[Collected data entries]
--- Begin ---
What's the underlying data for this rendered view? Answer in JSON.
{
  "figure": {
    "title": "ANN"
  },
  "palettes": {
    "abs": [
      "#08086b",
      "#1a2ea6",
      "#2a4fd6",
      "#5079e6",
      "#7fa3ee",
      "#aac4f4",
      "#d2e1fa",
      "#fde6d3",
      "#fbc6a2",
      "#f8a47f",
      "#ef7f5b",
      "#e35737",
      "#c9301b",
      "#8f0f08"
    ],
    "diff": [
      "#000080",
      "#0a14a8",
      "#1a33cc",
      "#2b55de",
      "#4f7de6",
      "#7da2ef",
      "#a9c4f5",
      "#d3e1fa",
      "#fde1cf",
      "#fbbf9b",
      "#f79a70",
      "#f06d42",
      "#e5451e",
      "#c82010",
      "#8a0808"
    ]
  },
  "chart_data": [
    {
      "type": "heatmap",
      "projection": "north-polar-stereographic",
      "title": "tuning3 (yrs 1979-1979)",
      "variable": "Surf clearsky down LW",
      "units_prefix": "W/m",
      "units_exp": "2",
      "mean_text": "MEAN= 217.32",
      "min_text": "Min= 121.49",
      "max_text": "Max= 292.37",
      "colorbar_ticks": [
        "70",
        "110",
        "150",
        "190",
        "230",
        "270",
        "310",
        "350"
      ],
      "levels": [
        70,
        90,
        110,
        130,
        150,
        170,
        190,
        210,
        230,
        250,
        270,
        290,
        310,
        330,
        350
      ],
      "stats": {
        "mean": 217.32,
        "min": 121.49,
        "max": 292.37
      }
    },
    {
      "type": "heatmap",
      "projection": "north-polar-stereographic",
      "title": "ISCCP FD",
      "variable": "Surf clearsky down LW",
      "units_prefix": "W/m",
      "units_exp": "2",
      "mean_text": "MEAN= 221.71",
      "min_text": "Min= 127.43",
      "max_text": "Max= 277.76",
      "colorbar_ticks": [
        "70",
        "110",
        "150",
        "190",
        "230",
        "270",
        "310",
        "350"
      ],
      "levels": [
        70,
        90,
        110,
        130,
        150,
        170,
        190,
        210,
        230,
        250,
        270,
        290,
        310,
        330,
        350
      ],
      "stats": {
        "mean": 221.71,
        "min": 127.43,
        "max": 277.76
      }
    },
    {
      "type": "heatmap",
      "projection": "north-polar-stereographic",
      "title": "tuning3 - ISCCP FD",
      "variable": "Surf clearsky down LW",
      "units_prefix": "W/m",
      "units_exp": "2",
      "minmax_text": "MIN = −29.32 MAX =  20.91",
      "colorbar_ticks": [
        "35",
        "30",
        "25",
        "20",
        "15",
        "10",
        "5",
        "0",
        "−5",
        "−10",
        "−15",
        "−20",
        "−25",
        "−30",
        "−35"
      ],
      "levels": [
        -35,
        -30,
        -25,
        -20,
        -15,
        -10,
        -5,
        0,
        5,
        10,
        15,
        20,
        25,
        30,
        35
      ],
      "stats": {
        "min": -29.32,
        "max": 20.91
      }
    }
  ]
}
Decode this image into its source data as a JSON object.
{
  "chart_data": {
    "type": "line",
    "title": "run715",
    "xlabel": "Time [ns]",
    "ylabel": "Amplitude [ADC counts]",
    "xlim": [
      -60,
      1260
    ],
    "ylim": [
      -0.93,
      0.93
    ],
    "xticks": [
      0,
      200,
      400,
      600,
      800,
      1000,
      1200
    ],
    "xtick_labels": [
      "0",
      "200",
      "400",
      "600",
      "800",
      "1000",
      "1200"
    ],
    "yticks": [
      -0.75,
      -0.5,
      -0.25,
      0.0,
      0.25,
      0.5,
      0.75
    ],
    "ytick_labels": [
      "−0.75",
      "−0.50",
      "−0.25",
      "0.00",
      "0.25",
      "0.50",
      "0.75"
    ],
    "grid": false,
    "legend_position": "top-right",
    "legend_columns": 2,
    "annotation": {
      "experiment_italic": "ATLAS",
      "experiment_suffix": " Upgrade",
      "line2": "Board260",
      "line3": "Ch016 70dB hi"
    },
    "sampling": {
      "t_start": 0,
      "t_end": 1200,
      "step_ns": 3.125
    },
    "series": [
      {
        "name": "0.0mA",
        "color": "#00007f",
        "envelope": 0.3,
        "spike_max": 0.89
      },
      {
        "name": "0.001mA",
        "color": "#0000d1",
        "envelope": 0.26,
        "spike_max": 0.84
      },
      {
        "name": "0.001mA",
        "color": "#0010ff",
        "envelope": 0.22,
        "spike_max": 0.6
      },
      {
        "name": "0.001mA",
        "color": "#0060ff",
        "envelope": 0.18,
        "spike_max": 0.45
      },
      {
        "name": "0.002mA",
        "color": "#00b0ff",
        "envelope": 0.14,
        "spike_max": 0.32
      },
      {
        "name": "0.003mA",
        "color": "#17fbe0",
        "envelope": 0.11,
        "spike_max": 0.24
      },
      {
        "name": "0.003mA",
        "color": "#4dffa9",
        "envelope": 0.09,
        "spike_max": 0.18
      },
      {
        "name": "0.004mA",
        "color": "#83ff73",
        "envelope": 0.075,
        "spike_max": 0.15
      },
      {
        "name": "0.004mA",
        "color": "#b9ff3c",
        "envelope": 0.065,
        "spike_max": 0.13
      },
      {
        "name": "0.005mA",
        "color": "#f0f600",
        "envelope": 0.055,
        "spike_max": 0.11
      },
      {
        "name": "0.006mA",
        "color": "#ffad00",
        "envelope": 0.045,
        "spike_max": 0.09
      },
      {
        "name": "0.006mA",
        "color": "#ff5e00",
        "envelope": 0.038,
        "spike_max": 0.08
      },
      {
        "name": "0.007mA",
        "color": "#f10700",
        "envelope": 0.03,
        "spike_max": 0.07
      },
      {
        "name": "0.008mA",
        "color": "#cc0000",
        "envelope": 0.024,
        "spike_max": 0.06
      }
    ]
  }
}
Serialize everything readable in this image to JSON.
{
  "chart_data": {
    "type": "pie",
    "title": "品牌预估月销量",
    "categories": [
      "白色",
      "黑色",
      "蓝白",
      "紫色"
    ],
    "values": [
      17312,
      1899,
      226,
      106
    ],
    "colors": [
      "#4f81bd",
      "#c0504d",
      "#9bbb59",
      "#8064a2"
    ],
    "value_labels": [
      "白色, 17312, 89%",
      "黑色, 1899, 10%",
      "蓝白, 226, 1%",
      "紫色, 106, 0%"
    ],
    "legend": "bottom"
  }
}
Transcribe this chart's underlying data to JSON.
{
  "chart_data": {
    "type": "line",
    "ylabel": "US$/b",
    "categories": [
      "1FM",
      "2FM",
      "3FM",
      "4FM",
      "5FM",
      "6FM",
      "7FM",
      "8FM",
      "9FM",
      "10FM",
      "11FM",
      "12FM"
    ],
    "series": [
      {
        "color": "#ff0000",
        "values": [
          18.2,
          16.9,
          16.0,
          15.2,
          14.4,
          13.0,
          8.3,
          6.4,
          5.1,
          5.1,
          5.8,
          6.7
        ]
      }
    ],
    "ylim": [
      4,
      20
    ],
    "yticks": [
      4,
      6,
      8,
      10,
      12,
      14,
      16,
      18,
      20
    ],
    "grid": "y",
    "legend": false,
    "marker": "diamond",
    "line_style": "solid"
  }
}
--- End ---
**WHAT IS REQUIRED:** Extract exactly the lines between the line containing "Transcribe this chart's" and the end of the data, including both.

**SOLUTION FOR THIS EXERCISE:**
Transcribe this chart's underlying data to JSON.
{
  "chart_data": {
    "type": "line",
    "ylabel": "US$/b",
    "categories": [
      "1FM",
      "2FM",
      "3FM",
      "4FM",
      "5FM",
      "6FM",
      "7FM",
      "8FM",
      "9FM",
      "10FM",
      "11FM",
      "12FM"
    ],
    "series": [
      {
        "color": "#ff0000",
        "values": [
          18.2,
          16.9,
          16.0,
          15.2,
          14.4,
          13.0,
          8.3,
          6.4,
          5.1,
          5.1,
          5.8,
          6.7
        ]
      }
    ],
    "ylim": [
      4,
      20
    ],
    "yticks": [
      4,
      6,
      8,
      10,
      12,
      14,
      16,
      18,
      20
    ],
    "grid": "y",
    "legend": false,
    "marker": "diamond",
    "line_style": "solid"
  }
}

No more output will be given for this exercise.